=== Input material ===

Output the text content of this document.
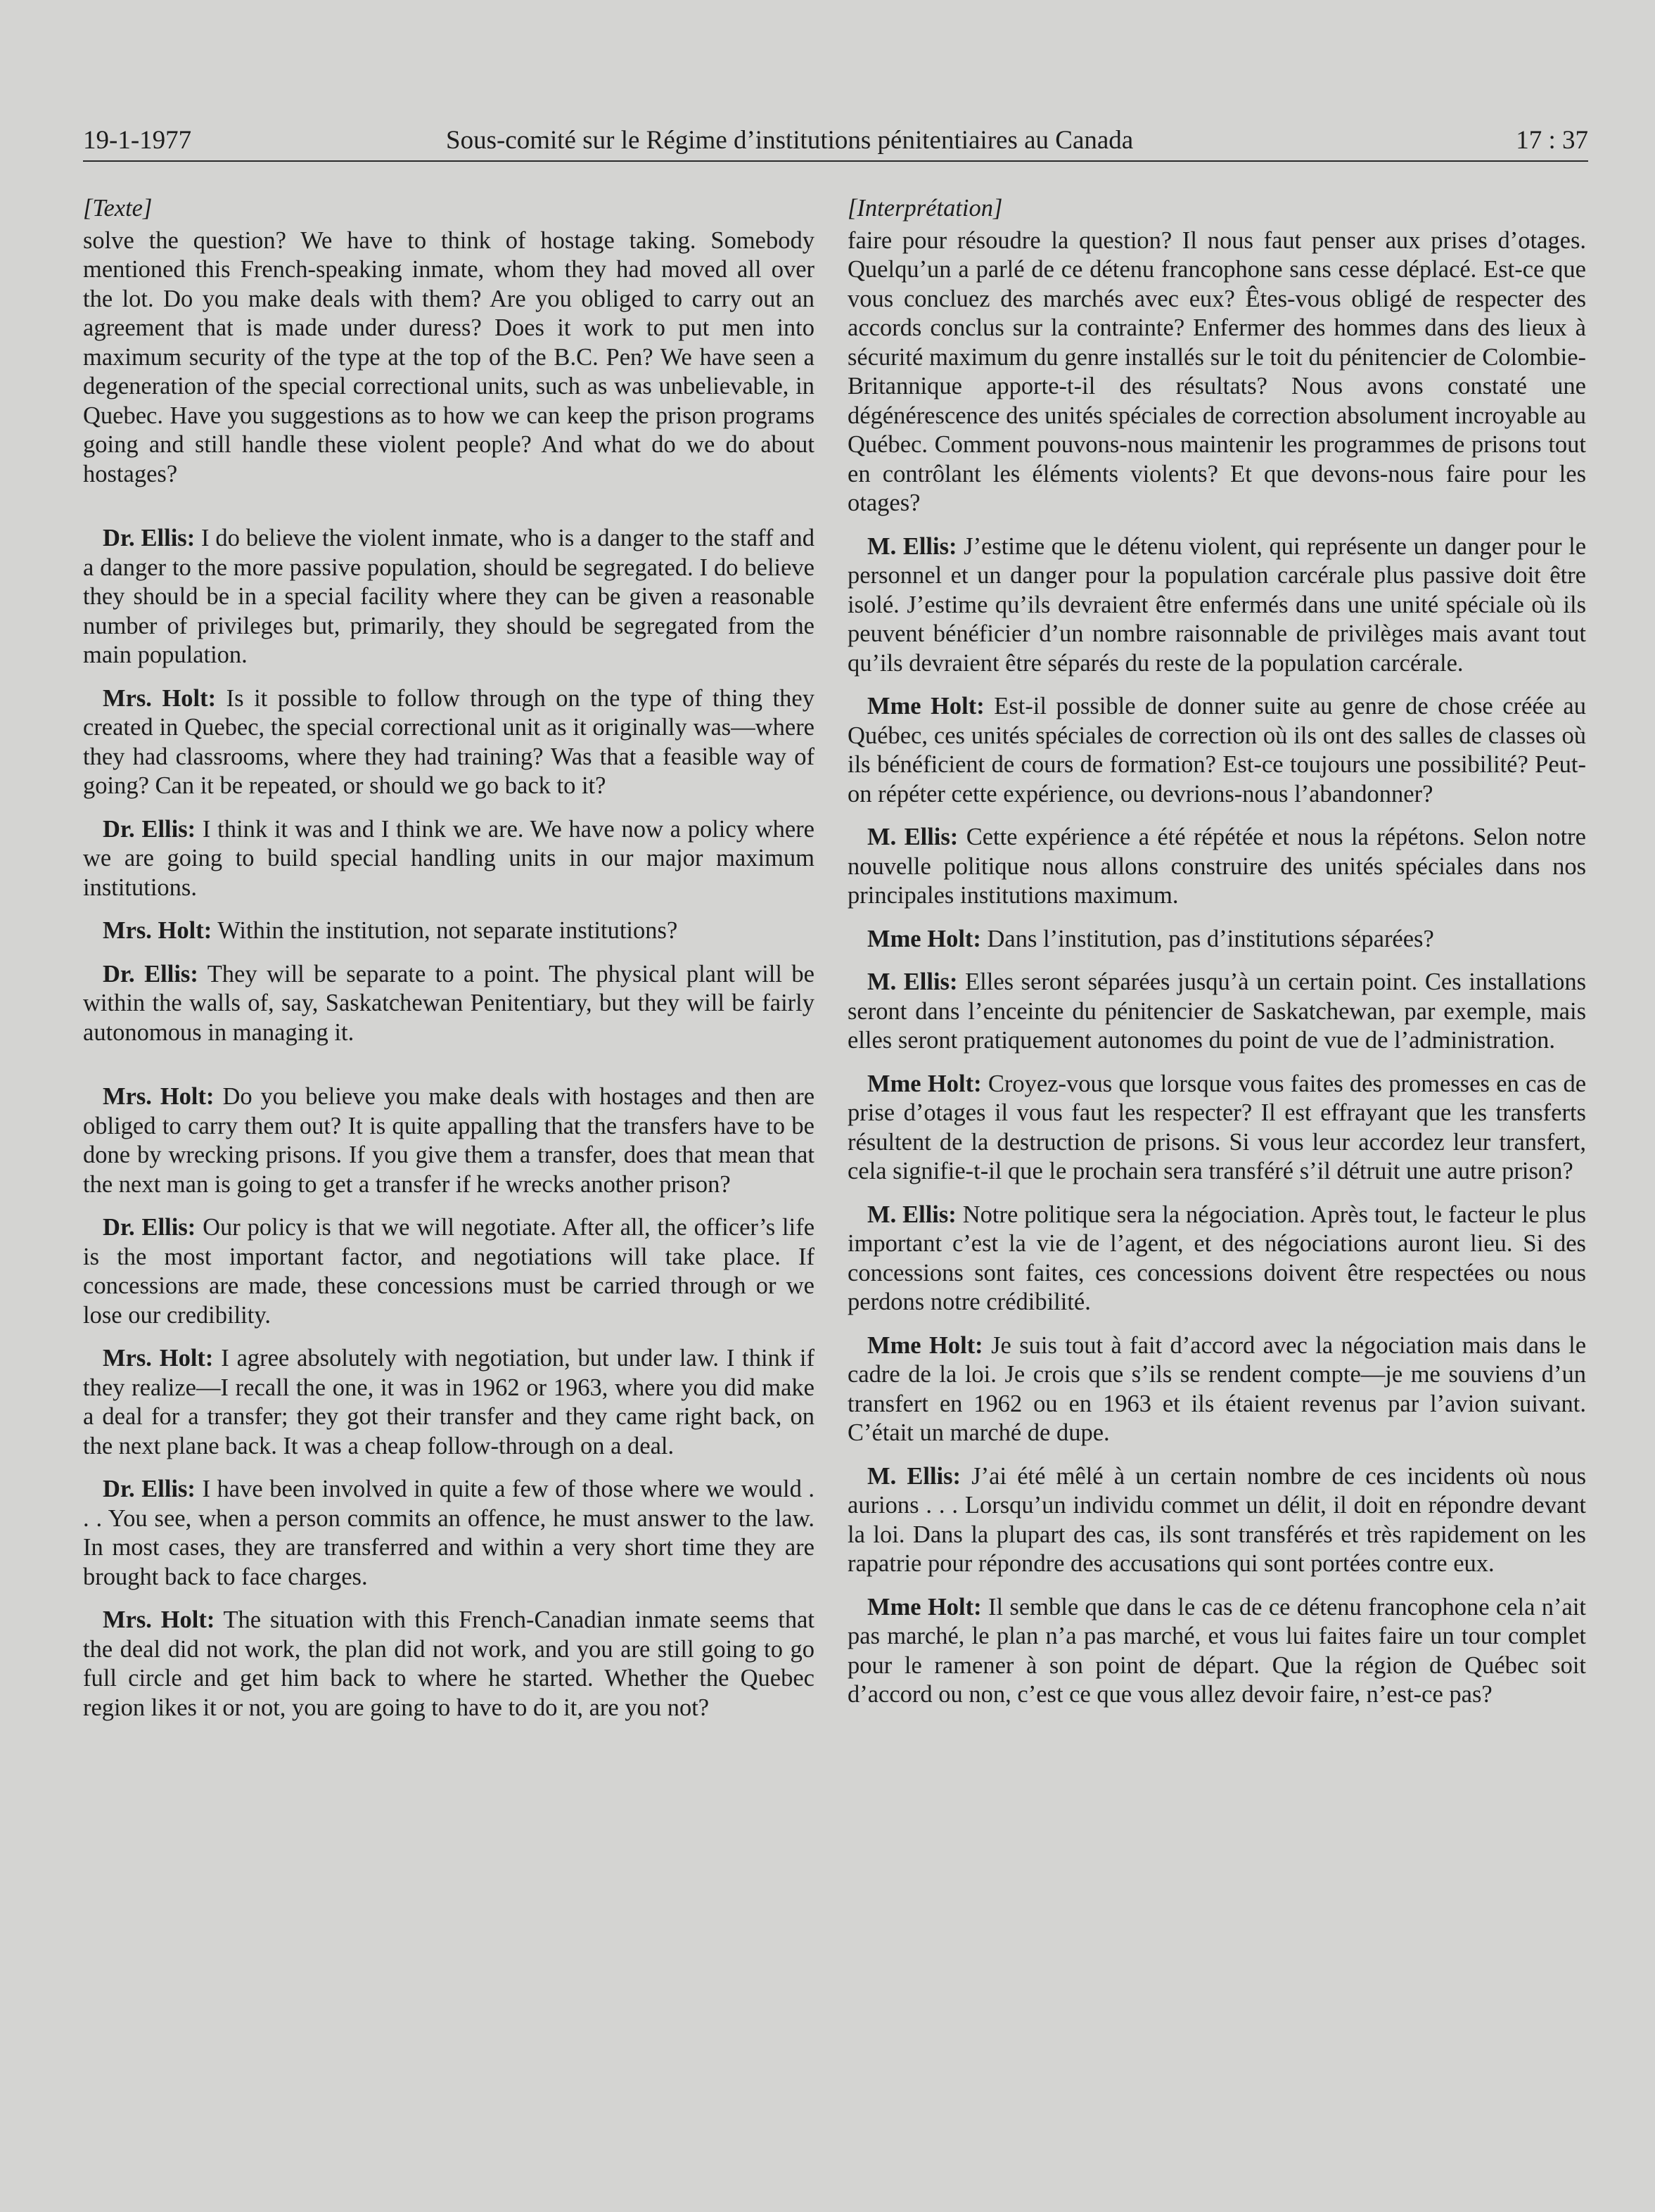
19-1-1977	Sous-comité sur le Régime d’institutions pénitentiaires au Canada	17 : 37
[Texte]

solve the question? We have to think of hostage taking. Somebody mentioned this French-speaking inmate, whom they had moved all over the lot. Do you make deals with them? Are you obliged to carry out an agreement that is made under duress? Does it work to put men into maximum security of the type at the top of the B.C. Pen? We have seen a degeneration of the special correctional units, such as was unbelievable, in Quebec. Have you suggestions as to how we can keep the prison programs going and still handle these violent people? And what do we do about hostages?

Dr. Ellis: I do believe the violent inmate, who is a danger to the staff and a danger to the more passive population, should be segregated. I do believe they should be in a special facility where they can be given a reasonable number of privileges but, primarily, they should be segregated from the main population.

Mrs. Holt: Is it possible to follow through on the type of thing they created in Quebec, the special correctional unit as it originally was—where they had classrooms, where they had training? Was that a feasible way of going? Can it be repeated, or should we go back to it?

Dr. Ellis: I think it was and I think we are. We have now a policy where we are going to build special handling units in our major maximum institutions.

Mrs. Holt: Within the institution, not separate institutions?

Dr. Ellis: They will be separate to a point. The physical plant will be within the walls of, say, Saskatchewan Penitentiary, but they will be fairly autonomous in managing it.

Mrs. Holt: Do you believe you make deals with hostages and then are obliged to carry them out? It is quite appalling that the transfers have to be done by wrecking prisons. If you give them a transfer, does that mean that the next man is going to get a transfer if he wrecks another prison?

Dr. Ellis: Our policy is that we will negotiate. After all, the officer’s life is the most important factor, and negotiations will take place. If concessions are made, these concessions must be carried through or we lose our credibility.

Mrs. Holt: I agree absolutely with negotiation, but under law. I think if they realize—I recall the one, it was in 1962 or 1963, where you did make a deal for a transfer; they got their transfer and they came right back, on the next plane back. It was a cheap follow-through on a deal.

Dr. Ellis: I have been involved in quite a few of those where we would . . . You see, when a person commits an offence, he must answer to the law. In most cases, they are transferred and within a very short time they are brought back to face charges.

Mrs. Holt: The situation with this French-Canadian inmate seems that the deal did not work, the plan did not work, and you are still going to go full circle and get him back to where he started. Whether the Quebec region likes it or not, you are going to have to do it, are you not?

[Interprétation]

faire pour résoudre la question? Il nous faut penser aux prises d’otages. Quelqu’un a parlé de ce détenu francophone sans cesse déplacé. Est-ce que vous concluez des marchés avec eux? Êtes-vous obligé de respecter des accords conclus sur la contrainte? Enfermer des hommes dans des lieux à sécurité maximum du genre installés sur le toit du pénitencier de Colombie-Britannique apporte-t-il des résultats? Nous avons constaté une dégénérescence des unités spéciales de correction absolument incroyable au Québec. Comment pouvons-nous maintenir les programmes de prisons tout en contrôlant les éléments violents? Et que devons-nous faire pour les otages?

M. Ellis: J’estime que le détenu violent, qui représente un danger pour le personnel et un danger pour la population carcérale plus passive doit être isolé. J’estime qu’ils devraient être enfermés dans une unité spéciale où ils peuvent bénéficier d’un nombre raisonnable de privilèges mais avant tout qu’ils devraient être séparés du reste de la population carcérale.

Mme Holt: Est-il possible de donner suite au genre de chose créée au Québec, ces unités spéciales de correction où ils ont des salles de classes où ils bénéficient de cours de formation? Est-ce toujours une possibilité? Peut-on répéter cette expérience, ou devrions-nous l’abandonner?

M. Ellis: Cette expérience a été répétée et nous la répétons. Selon notre nouvelle politique nous allons construire des unités spéciales dans nos principales institutions maximum.

Mme Holt: Dans l’institution, pas d’institutions séparées?

M. Ellis: Elles seront séparées jusqu’à un certain point. Ces installations seront dans l’enceinte du pénitencier de Saskatchewan, par exemple, mais elles seront pratiquement autonomes du point de vue de l’administration.

Mme Holt: Croyez-vous que lorsque vous faites des promesses en cas de prise d’otages il vous faut les respecter? Il est effrayant que les transferts résultent de la destruction de prisons. Si vous leur accordez leur transfert, cela signifie-t-il que le prochain sera transféré s’il détruit une autre prison?

M. Ellis: Notre politique sera la négociation. Après tout, le facteur le plus important c’est la vie de l’agent, et des négociations auront lieu. Si des concessions sont faites, ces concessions doivent être respectées ou nous perdons notre crédibilité.

Mme Holt: Je suis tout à fait d’accord avec la négociation mais dans le cadre de la loi. Je crois que s’ils se rendent compte—je me souviens d’un transfert en 1962 ou en 1963 et ils étaient revenus par l’avion suivant. C’était un marché de dupe.

M. Ellis: J’ai été mêlé à un certain nombre de ces incidents où nous aurions . . . Lorsqu’un individu commet un délit, il doit en répondre devant la loi. Dans la plupart des cas, ils sont transférés et très rapidement on les rapatrie pour répondre des accusations qui sont portées contre eux.

Mme Holt: Il semble que dans le cas de ce détenu francophone cela n’ait pas marché, le plan n’a pas marché, et vous lui faites faire un tour complet pour le ramener à son point de départ. Que la région de Québec soit d’accord ou non, c’est ce que vous allez devoir faire, n’est-ce pas?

===

→ Problem to solve
Which lines include the word "danger"? Copy every one of them.

→ Written response
Dr. Ellis: I do believe the violent inmate, who is a danger to the staff and a danger to the more passive population, should be segregated. I do believe they should be in a special facility where they can be given a reasonable number of privileges but, primarily, they should be segregated from the main population.
M. Ellis: J’estime que le détenu violent, qui représente un danger pour le personnel et un danger pour la population carcérale plus passive doit être isolé. J’estime qu’ils devraient être enfermés dans une unité spéciale où ils peuvent bénéficier d’un nombre raisonnable de privilèges mais avant tout qu’ils devraient être séparés du reste de la population carcérale.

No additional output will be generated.